Directive: Reproduce the entries in full, with no changes.

Stored items from a collection:
◆ ◆ ◆

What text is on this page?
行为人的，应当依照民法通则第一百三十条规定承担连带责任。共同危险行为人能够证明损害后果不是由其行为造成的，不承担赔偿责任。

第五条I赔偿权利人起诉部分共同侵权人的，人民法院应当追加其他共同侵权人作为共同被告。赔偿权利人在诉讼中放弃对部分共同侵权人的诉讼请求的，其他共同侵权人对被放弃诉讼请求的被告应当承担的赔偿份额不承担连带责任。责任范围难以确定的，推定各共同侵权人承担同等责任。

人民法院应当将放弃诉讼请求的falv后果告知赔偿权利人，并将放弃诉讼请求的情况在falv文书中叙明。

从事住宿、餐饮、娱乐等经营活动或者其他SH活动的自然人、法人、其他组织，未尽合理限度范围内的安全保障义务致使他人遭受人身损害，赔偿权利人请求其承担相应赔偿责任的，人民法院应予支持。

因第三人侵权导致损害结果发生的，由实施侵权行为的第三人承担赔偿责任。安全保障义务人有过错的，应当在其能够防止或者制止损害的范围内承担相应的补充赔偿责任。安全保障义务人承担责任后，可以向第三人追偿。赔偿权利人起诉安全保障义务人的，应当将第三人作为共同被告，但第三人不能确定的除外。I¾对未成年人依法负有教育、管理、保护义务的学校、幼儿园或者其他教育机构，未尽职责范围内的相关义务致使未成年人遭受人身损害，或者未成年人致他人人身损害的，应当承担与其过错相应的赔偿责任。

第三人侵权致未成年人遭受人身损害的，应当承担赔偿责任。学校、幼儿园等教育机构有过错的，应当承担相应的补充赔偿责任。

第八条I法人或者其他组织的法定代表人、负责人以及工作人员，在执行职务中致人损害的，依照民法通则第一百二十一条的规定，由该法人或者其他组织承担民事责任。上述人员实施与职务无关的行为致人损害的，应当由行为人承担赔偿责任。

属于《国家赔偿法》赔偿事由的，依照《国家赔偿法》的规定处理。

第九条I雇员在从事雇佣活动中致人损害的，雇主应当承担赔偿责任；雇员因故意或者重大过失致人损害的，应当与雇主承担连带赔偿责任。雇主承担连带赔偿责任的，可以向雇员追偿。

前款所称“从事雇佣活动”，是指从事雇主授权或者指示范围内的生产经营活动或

◆ ◆ ◆

Right answer:
What text is on this page?
行为人的，应当依照民法通则第一百三十条规定承担连带责任。共同危险行为人能够证明损害后果不是由其行为造成的，不承担赔偿责任。

第五条I赔偿权利人起诉部分共同侵权人的，人民法院应当追加其他共同侵权人作为共同被告。赔偿权利人在诉讼中放弃对部分共同侵权人的诉讼请求的，其他共同侵权人对被放弃诉讼请求的被告应当承担的赔偿份额不承担连带责任。责任范围难以确定的，推定各共同侵权人承担同等责任。

人民法院应当将放弃诉讼请求的falv后果告知赔偿权利人，并将放弃诉讼请求的情况在falv文书中叙明。

从事住宿、餐饮、娱乐等经营活动或者其他SH活动的自然人、法人、其他组织，未尽合理限度范围内的安全保障义务致使他人遭受人身损害，赔偿权利人请求其承担相应赔偿责任的，人民法院应予支持。

因第三人侵权导致损害结果发生的，由实施侵权行为的第三人承担赔偿责任。安全保障义务人有过错的，应当在其能够防止或者制止损害的范围内承担相应的补充赔偿责任。安全保障义务人承担责任后，可以向第三人追偿。赔偿权利人起诉安全保障义务人的，应当将第三人作为共同被告，但第三人不能确定的除外。I¾对未成年人依法负有教育、管理、保护义务的学校、幼儿园或者其他教育机构，未尽职责范围内的相关义务致使未成年人遭受人身损害，或者未成年人致他人人身损害的，应当承担与其过错相应的赔偿责任。

第三人侵权致未成年人遭受人身损害的，应当承担赔偿责任。学校、幼儿园等教育机构有过错的，应当承担相应的补充赔偿责任。

第八条I法人或者其他组织的法定代表人、负责人以及工作人员，在执行职务中致人损害的，依照民法通则第一百二十一条的规定，由该法人或者其他组织承担民事责任。上述人员实施与职务无关的行为致人损害的，应当由行为人承担赔偿责任。

属于《国家赔偿法》赔偿事由的，依照《国家赔偿法》的规定处理。

第九条I雇员在从事雇佣活动中致人损害的，雇主应当承担赔偿责任；雇员因故意或者重大过失致人损害的，应当与雇主承担连带赔偿责任。雇主承担连带赔偿责任的，可以向雇员追偿。

前款所称“从事雇佣活动”，是指从事雇主授权或者指示范围内的生产经营活动或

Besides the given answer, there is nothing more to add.